►

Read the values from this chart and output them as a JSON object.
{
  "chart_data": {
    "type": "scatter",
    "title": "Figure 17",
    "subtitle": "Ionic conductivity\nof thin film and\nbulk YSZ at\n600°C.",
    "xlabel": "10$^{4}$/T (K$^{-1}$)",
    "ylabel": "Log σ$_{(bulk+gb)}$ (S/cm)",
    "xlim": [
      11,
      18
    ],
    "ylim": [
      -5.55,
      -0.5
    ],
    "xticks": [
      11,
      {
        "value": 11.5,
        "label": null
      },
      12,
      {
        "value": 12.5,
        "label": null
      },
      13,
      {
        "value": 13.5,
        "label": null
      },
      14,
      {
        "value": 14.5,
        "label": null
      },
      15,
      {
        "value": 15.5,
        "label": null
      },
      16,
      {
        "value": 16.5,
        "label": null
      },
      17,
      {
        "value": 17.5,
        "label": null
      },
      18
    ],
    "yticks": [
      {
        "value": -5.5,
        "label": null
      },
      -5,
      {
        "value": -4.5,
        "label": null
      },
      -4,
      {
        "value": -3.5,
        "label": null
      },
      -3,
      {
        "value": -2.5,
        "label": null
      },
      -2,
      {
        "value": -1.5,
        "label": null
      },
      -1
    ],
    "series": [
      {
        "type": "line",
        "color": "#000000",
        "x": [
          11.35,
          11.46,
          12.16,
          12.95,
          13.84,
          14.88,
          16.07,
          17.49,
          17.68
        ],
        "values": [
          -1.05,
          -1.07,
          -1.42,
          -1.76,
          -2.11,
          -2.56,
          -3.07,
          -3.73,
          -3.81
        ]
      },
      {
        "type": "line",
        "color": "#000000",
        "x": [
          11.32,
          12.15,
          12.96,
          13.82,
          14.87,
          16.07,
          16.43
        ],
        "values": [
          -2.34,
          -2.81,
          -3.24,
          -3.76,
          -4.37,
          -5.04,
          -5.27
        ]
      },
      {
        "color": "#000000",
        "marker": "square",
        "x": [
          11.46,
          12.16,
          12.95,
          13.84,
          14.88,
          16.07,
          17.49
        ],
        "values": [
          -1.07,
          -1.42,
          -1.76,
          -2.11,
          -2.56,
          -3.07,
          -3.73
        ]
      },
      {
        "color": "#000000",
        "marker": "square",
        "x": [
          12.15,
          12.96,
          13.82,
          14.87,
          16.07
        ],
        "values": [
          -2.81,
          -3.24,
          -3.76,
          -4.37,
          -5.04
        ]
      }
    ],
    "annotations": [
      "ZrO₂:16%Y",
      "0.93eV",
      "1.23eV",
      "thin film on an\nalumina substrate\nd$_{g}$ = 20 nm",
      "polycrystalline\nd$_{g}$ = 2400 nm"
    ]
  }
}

◄

What to work on:
Considering only the records above, state the number of lines that include the word "film", with nothing added.

Completed exercise:
2